WORK REQUIRED => Copy each line of the material below that includes the string "JSON".

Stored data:
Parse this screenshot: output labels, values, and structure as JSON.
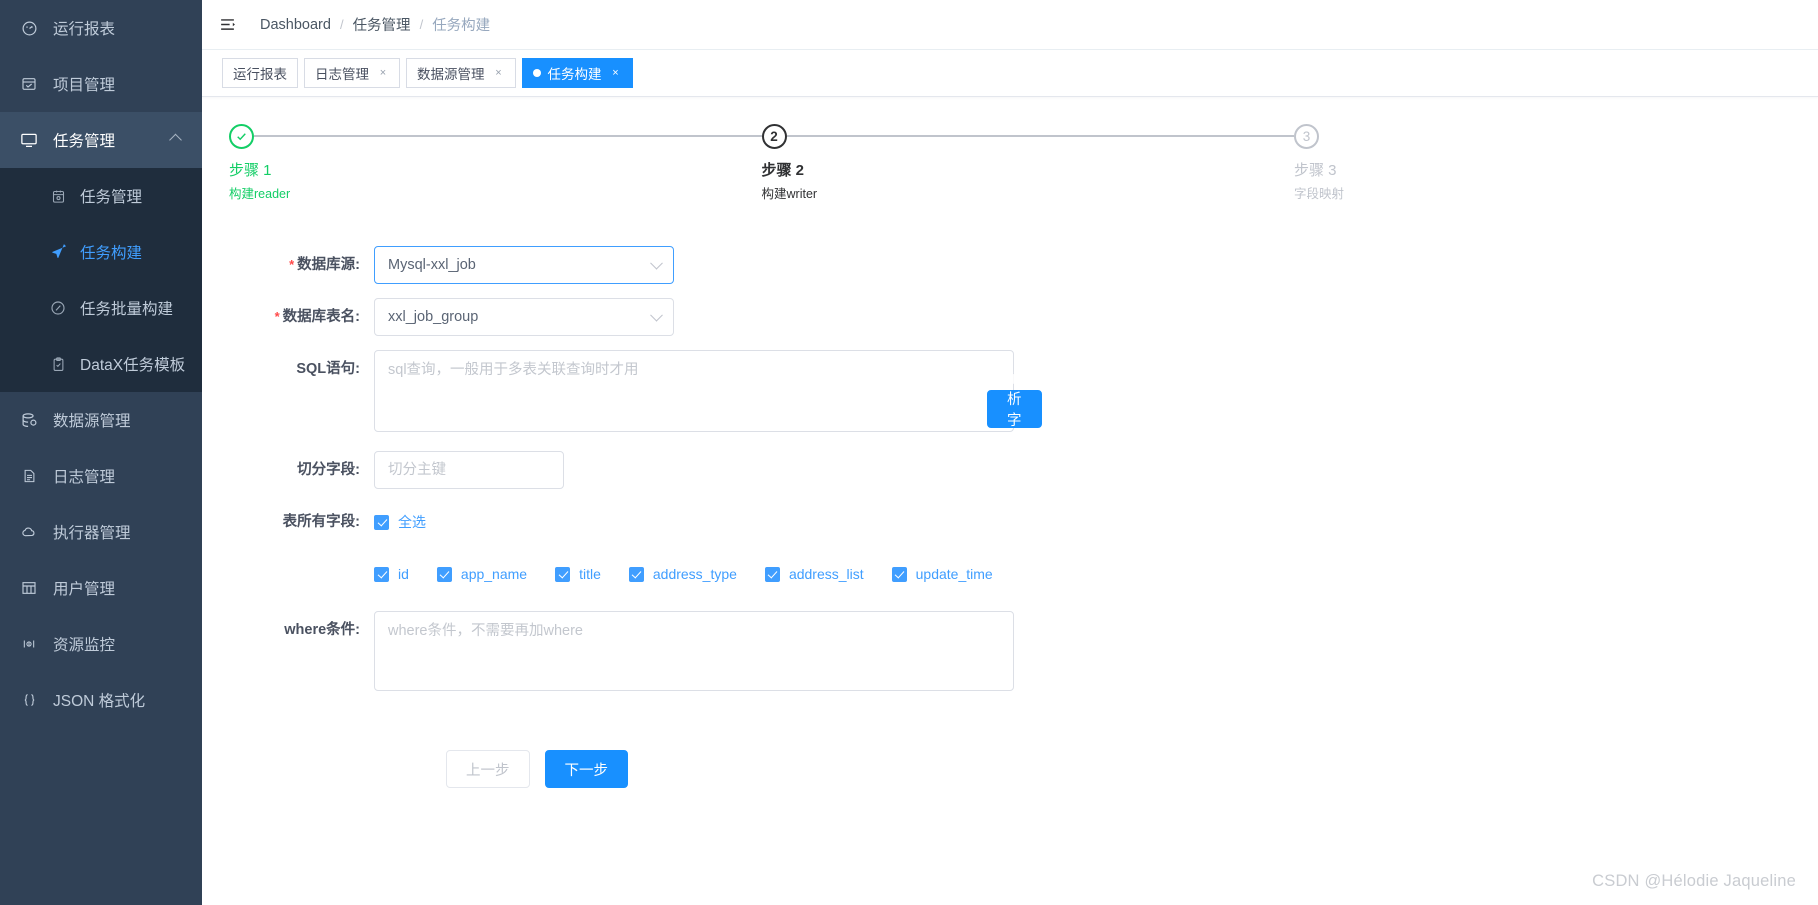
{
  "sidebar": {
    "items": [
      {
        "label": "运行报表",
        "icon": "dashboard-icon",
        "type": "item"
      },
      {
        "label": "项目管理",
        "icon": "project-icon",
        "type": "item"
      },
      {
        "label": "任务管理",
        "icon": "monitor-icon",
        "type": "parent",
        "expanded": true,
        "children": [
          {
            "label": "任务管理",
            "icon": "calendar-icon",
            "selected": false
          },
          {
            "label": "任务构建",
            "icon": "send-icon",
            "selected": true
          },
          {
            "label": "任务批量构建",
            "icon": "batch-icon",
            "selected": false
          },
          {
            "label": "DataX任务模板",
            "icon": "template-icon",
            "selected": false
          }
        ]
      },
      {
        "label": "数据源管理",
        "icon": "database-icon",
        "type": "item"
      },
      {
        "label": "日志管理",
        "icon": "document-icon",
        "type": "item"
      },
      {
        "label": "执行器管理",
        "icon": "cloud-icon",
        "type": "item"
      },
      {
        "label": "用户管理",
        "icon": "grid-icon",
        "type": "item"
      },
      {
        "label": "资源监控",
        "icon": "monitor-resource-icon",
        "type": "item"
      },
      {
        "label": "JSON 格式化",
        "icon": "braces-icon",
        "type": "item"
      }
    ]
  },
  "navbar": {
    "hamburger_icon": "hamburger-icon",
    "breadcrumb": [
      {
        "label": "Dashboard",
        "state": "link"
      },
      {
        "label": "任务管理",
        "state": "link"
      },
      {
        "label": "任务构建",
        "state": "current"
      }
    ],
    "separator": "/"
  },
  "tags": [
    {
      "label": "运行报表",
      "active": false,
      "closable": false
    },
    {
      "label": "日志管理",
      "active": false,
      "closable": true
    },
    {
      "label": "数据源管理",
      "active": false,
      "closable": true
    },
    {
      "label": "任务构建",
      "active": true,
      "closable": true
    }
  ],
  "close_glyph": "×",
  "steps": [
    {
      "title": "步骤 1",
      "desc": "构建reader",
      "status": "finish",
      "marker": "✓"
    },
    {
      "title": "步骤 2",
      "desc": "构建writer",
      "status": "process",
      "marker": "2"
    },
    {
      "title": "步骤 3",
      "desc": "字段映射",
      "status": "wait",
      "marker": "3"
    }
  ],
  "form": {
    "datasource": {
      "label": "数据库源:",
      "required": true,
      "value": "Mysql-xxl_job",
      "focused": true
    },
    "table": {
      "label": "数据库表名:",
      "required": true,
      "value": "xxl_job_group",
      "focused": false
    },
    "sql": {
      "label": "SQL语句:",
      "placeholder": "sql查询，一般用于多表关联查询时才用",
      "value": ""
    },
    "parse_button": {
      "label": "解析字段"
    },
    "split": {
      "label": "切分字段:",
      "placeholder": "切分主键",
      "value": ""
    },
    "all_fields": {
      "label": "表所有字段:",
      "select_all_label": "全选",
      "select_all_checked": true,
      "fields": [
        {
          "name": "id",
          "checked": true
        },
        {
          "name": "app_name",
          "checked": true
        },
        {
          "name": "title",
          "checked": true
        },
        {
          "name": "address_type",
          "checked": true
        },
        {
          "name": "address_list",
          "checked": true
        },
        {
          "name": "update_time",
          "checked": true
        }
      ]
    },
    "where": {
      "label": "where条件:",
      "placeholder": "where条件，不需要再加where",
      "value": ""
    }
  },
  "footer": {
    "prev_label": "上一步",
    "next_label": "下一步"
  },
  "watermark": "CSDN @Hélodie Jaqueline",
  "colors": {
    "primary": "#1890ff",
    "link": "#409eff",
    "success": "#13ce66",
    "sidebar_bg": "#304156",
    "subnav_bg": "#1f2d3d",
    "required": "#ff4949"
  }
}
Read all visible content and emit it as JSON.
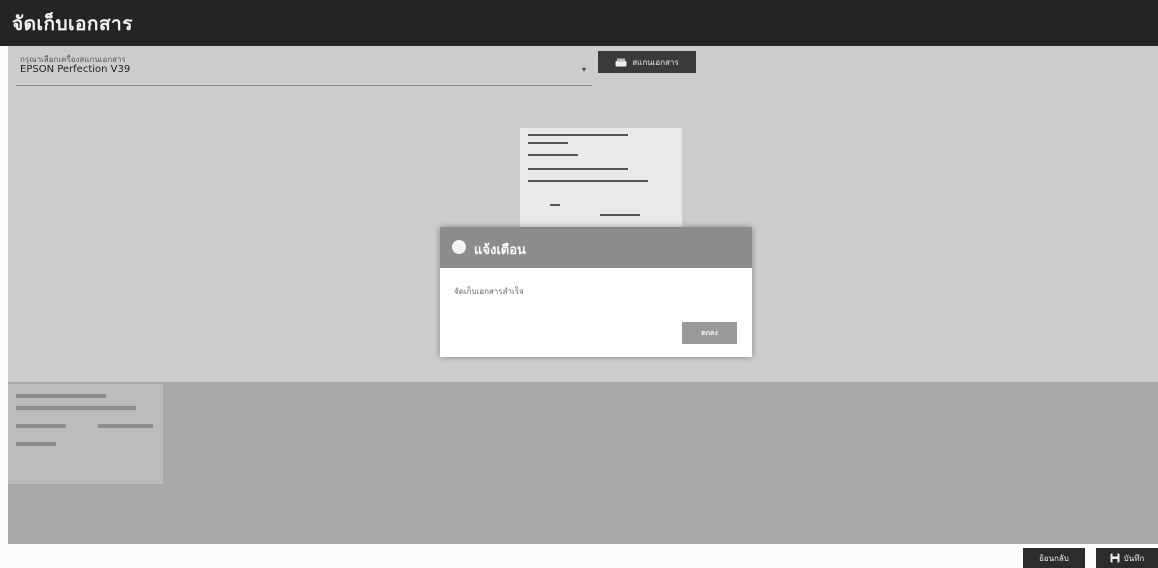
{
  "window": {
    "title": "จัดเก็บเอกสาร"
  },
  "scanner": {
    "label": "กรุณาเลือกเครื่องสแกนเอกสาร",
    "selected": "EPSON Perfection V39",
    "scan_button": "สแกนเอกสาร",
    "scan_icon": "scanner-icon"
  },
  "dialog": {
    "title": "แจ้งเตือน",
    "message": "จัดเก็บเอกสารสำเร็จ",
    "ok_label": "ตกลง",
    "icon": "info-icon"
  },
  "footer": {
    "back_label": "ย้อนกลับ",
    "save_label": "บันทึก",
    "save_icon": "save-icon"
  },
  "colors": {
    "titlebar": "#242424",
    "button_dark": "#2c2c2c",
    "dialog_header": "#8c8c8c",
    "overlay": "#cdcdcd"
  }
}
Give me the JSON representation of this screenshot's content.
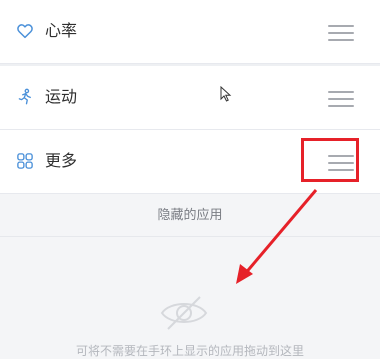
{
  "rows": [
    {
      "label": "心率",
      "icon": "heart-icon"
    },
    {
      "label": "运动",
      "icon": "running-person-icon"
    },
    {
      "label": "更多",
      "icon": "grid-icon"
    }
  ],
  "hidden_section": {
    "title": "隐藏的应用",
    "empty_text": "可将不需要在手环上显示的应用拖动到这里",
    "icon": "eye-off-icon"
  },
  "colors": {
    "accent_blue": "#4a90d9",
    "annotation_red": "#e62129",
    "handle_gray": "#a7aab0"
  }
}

THE COMPLETED TASK =>
Parse this screenshot: output labels, values, and structure as JSON.
        "label": "JSON 格式化",
Read all visible content and emit it as JSON.
Give me the JSON representation of this screenshot's content.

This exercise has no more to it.